Short exercise: Can you give the entries from the line with "125, 418, 154]" to the line with "444, 1823, 467]", both included, as a Markdown table with the columns Row and Line, numbering each line in Row and leaving out blank lines?

Input rows:
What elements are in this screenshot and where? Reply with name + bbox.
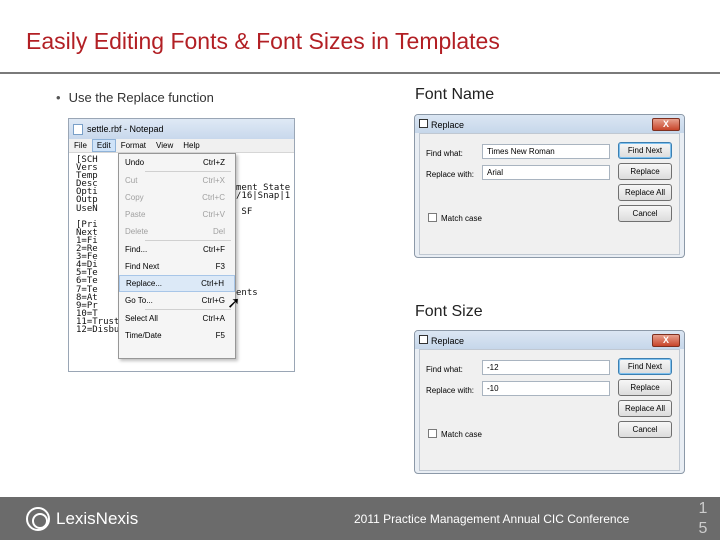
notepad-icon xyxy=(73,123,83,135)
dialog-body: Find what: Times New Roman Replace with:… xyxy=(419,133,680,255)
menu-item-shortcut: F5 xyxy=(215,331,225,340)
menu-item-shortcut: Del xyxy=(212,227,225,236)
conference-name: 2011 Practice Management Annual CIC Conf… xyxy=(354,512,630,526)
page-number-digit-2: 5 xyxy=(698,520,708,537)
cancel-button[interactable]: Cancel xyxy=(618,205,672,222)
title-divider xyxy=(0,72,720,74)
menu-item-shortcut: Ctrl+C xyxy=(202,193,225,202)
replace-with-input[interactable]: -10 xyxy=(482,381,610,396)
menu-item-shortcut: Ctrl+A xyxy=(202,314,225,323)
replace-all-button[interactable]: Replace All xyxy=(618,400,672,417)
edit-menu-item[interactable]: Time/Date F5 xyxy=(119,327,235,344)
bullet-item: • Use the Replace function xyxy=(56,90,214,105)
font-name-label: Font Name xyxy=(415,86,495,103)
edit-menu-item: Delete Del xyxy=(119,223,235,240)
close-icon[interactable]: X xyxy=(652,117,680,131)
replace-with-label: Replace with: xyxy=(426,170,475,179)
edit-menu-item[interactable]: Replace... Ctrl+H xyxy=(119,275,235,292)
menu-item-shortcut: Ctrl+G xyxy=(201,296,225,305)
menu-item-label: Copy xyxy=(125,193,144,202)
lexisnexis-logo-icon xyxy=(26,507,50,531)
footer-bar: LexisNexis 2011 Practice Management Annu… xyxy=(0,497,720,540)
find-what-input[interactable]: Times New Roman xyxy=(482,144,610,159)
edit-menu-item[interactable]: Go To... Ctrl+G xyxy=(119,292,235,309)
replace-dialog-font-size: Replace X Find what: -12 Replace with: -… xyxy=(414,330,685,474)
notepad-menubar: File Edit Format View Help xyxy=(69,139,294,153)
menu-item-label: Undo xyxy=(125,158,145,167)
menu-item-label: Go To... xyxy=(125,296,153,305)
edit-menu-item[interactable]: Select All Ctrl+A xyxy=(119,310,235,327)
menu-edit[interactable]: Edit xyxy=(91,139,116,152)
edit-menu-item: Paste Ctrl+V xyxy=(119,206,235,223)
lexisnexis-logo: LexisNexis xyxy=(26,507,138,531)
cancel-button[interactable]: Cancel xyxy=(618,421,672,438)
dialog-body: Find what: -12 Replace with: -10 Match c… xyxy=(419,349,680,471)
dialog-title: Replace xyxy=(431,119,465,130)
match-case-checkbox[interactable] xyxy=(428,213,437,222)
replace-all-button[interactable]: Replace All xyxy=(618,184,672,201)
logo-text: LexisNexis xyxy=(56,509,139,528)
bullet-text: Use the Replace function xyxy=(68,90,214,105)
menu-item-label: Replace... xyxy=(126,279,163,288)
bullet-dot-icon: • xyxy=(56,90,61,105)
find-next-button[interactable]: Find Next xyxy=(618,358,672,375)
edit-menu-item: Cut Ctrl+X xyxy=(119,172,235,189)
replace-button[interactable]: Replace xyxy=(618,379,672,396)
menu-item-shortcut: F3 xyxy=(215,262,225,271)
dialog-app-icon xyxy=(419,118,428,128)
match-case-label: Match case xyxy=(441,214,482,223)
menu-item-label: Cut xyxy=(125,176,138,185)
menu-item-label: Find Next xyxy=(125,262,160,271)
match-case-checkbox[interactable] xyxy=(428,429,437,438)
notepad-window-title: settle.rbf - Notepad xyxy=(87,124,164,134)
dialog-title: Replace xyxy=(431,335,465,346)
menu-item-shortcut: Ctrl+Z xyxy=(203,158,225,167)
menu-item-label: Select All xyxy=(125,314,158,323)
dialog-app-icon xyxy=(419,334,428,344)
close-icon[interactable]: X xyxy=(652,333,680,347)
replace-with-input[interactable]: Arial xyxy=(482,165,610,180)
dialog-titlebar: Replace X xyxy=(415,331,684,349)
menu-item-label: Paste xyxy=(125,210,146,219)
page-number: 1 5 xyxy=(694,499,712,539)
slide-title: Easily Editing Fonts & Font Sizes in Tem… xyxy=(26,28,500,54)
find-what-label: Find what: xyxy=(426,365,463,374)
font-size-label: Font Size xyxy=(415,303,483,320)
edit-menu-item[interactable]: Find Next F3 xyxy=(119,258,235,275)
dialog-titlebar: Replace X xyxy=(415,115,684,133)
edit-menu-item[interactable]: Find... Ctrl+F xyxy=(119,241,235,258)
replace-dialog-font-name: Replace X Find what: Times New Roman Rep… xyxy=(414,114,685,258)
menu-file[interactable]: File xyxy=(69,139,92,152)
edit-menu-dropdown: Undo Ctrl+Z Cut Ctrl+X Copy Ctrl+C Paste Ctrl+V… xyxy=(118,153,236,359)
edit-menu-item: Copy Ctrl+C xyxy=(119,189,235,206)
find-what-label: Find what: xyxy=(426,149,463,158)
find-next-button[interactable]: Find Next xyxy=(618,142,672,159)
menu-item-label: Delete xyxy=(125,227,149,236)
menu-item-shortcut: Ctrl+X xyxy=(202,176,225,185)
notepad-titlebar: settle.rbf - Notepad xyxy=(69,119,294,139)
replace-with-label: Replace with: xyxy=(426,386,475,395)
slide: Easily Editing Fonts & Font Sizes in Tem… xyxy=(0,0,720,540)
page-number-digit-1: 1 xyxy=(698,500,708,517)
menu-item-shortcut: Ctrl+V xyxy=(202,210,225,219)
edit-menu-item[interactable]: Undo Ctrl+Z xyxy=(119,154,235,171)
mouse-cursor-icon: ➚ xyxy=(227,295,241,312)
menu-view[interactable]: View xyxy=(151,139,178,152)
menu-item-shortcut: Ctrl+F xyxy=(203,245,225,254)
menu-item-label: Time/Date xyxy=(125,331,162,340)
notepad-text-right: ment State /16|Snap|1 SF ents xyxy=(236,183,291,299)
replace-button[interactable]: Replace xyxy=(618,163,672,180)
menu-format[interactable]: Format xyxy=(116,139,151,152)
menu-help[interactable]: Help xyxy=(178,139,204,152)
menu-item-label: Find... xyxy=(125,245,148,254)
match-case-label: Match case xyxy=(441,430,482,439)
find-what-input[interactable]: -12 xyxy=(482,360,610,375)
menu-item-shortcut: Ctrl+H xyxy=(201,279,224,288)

==

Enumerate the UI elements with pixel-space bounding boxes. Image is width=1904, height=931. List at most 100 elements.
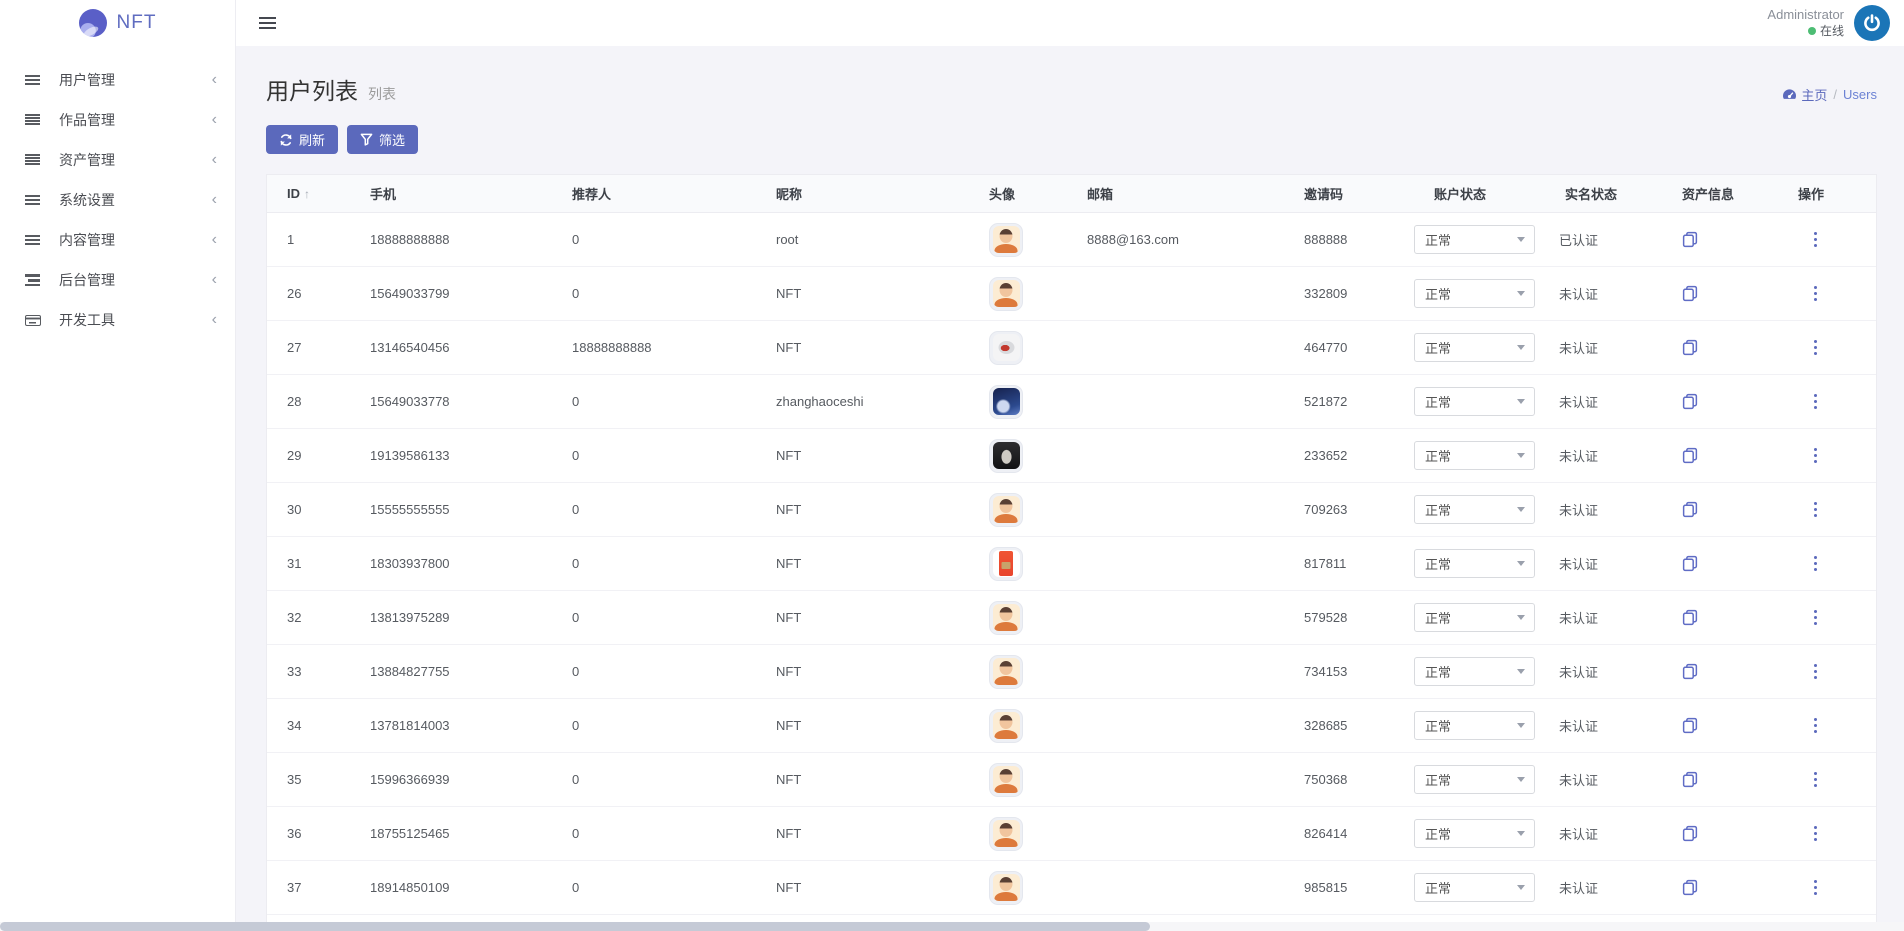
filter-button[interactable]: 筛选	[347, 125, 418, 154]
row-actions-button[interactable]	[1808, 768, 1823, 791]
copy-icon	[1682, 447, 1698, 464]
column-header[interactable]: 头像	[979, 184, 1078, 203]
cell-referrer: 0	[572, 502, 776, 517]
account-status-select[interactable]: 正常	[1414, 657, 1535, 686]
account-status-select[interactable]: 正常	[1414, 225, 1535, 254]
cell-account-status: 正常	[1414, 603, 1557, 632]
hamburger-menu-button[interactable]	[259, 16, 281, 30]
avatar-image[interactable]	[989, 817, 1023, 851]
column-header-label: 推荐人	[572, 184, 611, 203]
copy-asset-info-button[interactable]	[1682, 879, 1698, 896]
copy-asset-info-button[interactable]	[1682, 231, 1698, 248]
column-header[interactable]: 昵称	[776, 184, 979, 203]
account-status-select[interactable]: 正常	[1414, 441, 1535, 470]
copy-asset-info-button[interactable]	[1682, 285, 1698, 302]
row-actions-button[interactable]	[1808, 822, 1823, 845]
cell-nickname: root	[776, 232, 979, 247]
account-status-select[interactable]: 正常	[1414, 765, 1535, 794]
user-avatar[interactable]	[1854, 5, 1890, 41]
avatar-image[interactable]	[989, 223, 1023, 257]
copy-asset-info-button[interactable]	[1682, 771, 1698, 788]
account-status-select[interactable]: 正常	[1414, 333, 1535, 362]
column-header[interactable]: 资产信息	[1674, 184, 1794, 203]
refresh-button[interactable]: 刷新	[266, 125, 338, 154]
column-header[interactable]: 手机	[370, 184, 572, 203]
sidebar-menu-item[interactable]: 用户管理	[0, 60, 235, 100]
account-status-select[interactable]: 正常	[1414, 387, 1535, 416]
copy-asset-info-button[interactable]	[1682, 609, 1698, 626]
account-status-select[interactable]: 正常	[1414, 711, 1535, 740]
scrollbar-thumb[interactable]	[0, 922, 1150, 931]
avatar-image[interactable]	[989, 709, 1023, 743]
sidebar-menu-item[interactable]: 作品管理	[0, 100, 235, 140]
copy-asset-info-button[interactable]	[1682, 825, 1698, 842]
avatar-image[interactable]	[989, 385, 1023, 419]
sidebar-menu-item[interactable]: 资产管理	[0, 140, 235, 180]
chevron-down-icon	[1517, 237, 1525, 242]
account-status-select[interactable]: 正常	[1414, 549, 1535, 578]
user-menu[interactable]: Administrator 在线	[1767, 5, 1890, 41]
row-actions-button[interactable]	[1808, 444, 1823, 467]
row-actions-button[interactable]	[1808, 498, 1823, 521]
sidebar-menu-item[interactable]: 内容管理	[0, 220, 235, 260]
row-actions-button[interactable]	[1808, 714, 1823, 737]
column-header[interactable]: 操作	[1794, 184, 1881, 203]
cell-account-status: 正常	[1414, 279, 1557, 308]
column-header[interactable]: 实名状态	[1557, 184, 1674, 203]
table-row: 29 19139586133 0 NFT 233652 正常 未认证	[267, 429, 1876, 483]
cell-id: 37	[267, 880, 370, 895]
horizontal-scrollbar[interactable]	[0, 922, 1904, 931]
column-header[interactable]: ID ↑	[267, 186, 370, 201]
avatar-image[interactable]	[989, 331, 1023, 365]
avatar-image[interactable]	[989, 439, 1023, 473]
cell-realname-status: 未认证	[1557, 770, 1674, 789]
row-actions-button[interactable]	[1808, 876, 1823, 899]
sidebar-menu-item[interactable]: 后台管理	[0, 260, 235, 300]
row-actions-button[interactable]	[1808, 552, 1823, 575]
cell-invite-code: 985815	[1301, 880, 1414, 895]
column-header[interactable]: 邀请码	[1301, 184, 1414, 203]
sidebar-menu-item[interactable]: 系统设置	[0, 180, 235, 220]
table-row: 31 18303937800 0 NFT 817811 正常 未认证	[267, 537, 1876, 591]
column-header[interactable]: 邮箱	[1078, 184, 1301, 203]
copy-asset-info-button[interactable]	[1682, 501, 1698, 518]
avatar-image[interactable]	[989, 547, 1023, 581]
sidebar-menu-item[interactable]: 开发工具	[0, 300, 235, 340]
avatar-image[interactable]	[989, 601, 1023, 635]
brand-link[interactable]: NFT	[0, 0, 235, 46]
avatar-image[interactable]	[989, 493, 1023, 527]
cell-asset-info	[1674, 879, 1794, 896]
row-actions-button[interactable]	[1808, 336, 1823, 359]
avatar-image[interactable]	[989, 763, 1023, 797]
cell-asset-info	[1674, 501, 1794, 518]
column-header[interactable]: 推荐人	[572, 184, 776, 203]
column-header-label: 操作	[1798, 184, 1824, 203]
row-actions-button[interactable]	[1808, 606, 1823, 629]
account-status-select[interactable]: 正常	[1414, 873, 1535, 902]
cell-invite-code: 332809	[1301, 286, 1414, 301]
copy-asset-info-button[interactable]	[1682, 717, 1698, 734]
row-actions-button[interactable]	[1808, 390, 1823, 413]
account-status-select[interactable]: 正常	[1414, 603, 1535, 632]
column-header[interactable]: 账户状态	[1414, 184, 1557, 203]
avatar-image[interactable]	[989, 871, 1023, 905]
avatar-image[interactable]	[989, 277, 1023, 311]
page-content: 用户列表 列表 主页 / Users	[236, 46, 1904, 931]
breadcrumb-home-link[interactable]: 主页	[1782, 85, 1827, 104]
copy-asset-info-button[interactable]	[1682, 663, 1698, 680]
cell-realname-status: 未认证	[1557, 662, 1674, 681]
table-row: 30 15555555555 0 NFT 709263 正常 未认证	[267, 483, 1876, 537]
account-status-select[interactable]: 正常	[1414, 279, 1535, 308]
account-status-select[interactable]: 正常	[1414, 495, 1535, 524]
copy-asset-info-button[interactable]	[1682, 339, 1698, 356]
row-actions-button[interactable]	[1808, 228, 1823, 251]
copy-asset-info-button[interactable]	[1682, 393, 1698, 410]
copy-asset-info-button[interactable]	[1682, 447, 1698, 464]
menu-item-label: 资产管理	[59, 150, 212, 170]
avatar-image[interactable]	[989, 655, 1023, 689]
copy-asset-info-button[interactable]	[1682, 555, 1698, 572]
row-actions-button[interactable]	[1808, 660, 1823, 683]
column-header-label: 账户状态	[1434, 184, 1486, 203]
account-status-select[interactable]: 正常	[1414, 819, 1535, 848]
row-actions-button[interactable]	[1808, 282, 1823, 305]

Response to this exercise:
| Row | Line |
|---|---|
| 1 | filter-button[interactable]: 筛选	[347, 125, 418, 154] |
| 2 | row-actions-button[interactable]	[1808, 768, 1823, 791] |
| 3 | copy-icon	[1682, 447, 1698, 464] |
| 4 | column-header[interactable]: 头像	[979, 184, 1078, 203] |
| 5 | cell-referrer: 0	[572, 502, 776, 517] |
| 6 | account-status-select[interactable]: 正常	[1414, 657, 1535, 686] |
| 7 | account-status-select[interactable]: 正常	[1414, 225, 1535, 254] |
| 8 | cell-account-status: 正常	[1414, 603, 1557, 632] |
| 9 | hamburger-menu-button[interactable]	[259, 16, 281, 30] |
| 10 | avatar-image[interactable]	[989, 817, 1023, 851] |
| 11 | column-header-label: 推荐人	[572, 184, 611, 203] |
| 12 | copy-asset-info-button[interactable]	[1682, 879, 1698, 896] |
| 13 | copy-asset-info-button[interactable]	[1682, 231, 1698, 248] |
| 14 | column-header[interactable]: 昵称	[776, 184, 979, 203] |
| 15 | account-status-select[interactable]: 正常	[1414, 441, 1535, 470] |
| 16 | copy-asset-info-button[interactable]	[1682, 285, 1698, 302] |
| 17 | row-actions-button[interactable]	[1808, 822, 1823, 845] |
| 18 | cell-nickname: root	[776, 232, 979, 247] |
| 19 | account-status-select[interactable]: 正常	[1414, 765, 1535, 794] |
| 20 | user-avatar[interactable]	[1854, 5, 1890, 41] |
| 21 | avatar-image[interactable]	[989, 223, 1023, 257] |
| 22 | copy-asset-info-button[interactable]	[1682, 771, 1698, 788] |
| 23 | account-status-select[interactable]: 正常	[1414, 333, 1535, 362] |
| 24 | column-header[interactable]: 资产信息	[1674, 184, 1794, 203] |
| 25 | refresh-button[interactable]: 刷新	[266, 125, 338, 154] |
| 26 | column-header[interactable]: 手机	[370, 184, 572, 203] |
| 27 | sidebar-menu-item[interactable]: 用户管理	[0, 60, 235, 100] |
| 28 | account-status-select[interactable]: 正常	[1414, 387, 1535, 416] |
| 29 | copy-asset-info-button[interactable]	[1682, 609, 1698, 626] |
| 30 | account-status-select[interactable]: 正常	[1414, 711, 1535, 740] |
| 31 | scrollbar-thumb[interactable]	[0, 922, 1150, 931] |
| 32 | avatar-image[interactable]	[989, 709, 1023, 743] |
| 33 | sidebar-menu-item[interactable]: 作品管理	[0, 100, 235, 140] |
| 34 | copy-asset-info-button[interactable]	[1682, 825, 1698, 842] |
| 35 | avatar-image[interactable]	[989, 385, 1023, 419] |
| 36 | sidebar-menu-item[interactable]: 资产管理	[0, 140, 235, 180] |
| 37 | chevron-down-icon	[1517, 237, 1525, 242] |
| 38 | account-status-select[interactable]: 正常	[1414, 549, 1535, 578] |
| 39 | user-menu[interactable]: Administrator 在线	[1767, 5, 1890, 41] |
| 40 | row-actions-button[interactable]	[1808, 444, 1823, 467] |